[BEGIN Reading text]

The RunRunLive 4.0 Podcast Episode 4-411 – Katy Sheratt – CEO Back on my Feet

(Audio: link) audio:]
Link epi4411.mp3

MarathonBQ – How to Qualify for the Boston Marathon in 14 Weeks -

Hello, my friends and welcome to episode 4-411 of the RunRunLive Podcast.   Like I mentioned last week 411 and 412 are out of order due to the forecasted recording sequence being different than the actual recording sequence and me not wanting to go move files around. 

But, I know you, you don’t care about such things.  You care about important things like running past your house at the end of a long run to pick up that last .003 miles because you’ll be damned if you enter 6.97 miles into your log.

Today we have a very good interview with Katy Sherratt who is the front person, the leader, for Back on My Feet.  This is the organization that helps homeless individuals by leveraging the transformational power of running. 

We have spoken with this organization before.  We have history.  I was so fascinated by their program that I chased down the initial leadership team for an interview back in episode 89, which would have been 10 years ago, and then interviewed one of their recovering addicts in episode 167.  So, if your interested we’ve got sample points in the life cycle curve of this program from its birth to where it is now.

[END Reading text]
[BEGIN Dataset content]

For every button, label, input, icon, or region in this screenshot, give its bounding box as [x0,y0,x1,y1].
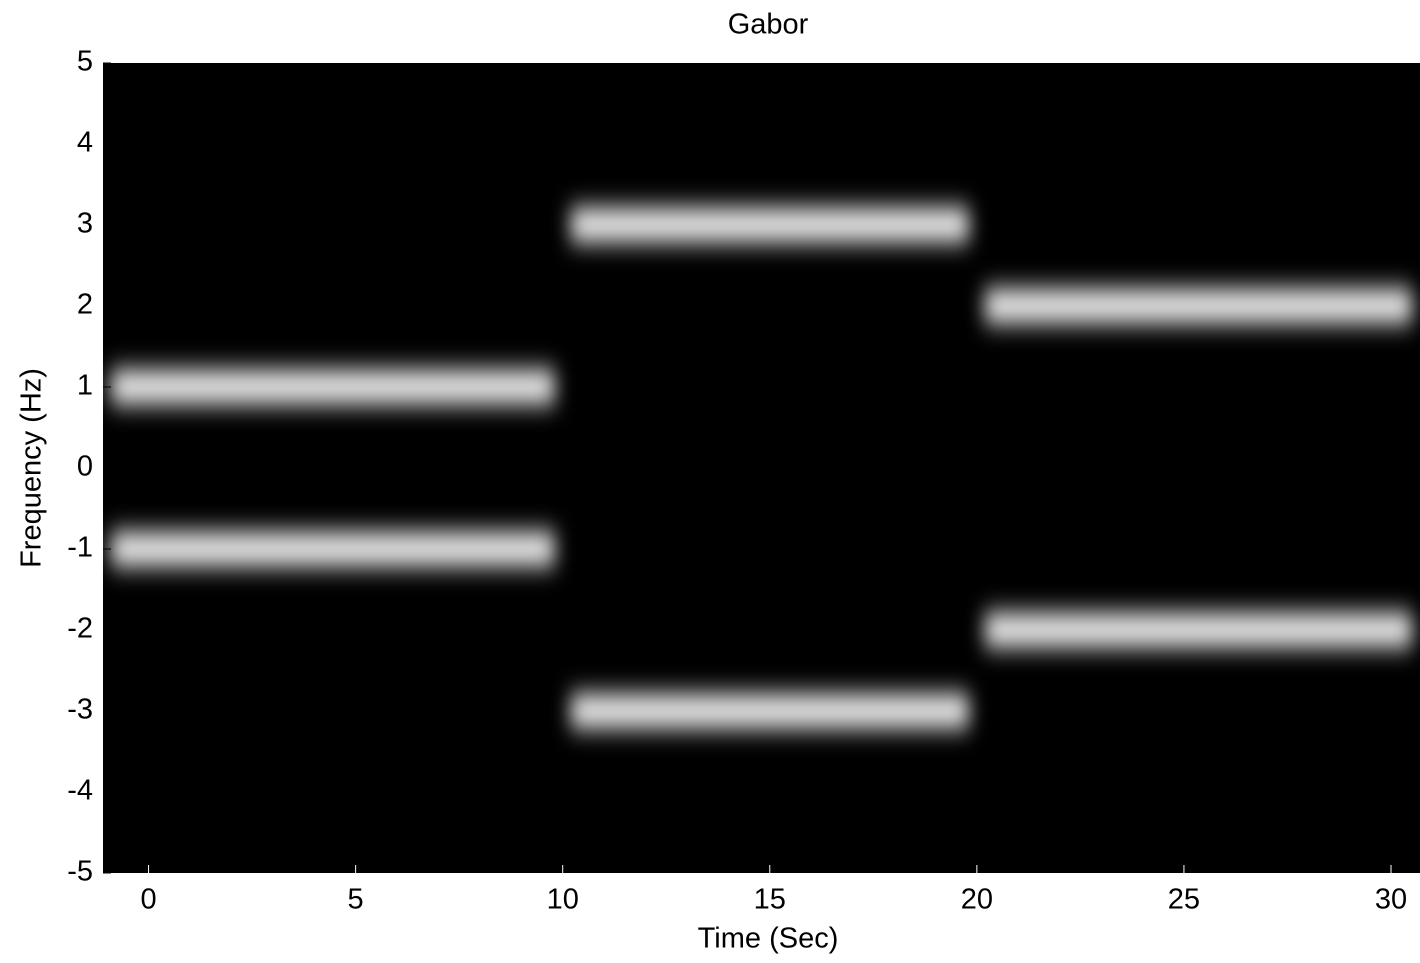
y-tick-label: 3 [77,208,93,240]
band [570,209,969,241]
band [984,290,1412,322]
y-tick-label: 1 [77,370,93,402]
x-tick-label: 15 [754,884,786,916]
y-tick-label: -4 [67,775,93,807]
band [570,695,969,727]
band [984,614,1412,646]
bands [111,209,1412,727]
y-tick-label: 0 [77,451,93,483]
y-tick-label: 4 [77,127,93,159]
y-tick-label: -3 [67,694,93,726]
y-tick-label: 2 [77,289,93,321]
chart-title: Gabor [728,9,809,41]
x-tick-label: 20 [961,884,993,916]
x-tick-label: 30 [1375,884,1407,916]
y-axis-label: Frequency (Hz) [16,368,48,568]
y-tick-label: -2 [67,613,93,645]
x-tick-label: 25 [1168,884,1200,916]
y-tick-label: 5 [77,46,93,78]
band [111,533,555,565]
y-tick-label: -5 [67,856,93,888]
band [111,371,555,403]
x-tick-label: 5 [348,884,364,916]
x-tick-label: 10 [547,884,579,916]
x-axis-label: Time (Sec) [698,923,839,955]
y-tick-label: -1 [67,532,93,564]
x-tick-label: 0 [140,884,156,916]
plot-background [103,63,1420,873]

[END Dataset content]

### The task
Set down the podcast page's wording starting with "Hello, my friends" and going on through "power of running.". The rows were taken from a separate source.

### Result below
Hello, my friends and welcome to episode 4-411 of the RunRunLive Podcast.   Like I mentioned last week 411 and 412 are out of order due to the forecasted recording sequence being different than the actual recording sequence and me not wanting to go move files around. 

But, I know you, you don’t care about such things.  You care about important things like running past your house at the end of a long run to pick up that last .003 miles because you’ll be damned if you enter 6.97 miles into your log.

Today we have a very good interview with Katy Sherratt who is the front person, the leader, for Back on My Feet.  This is the organization that helps homeless individuals by leveraging the transformational power of running.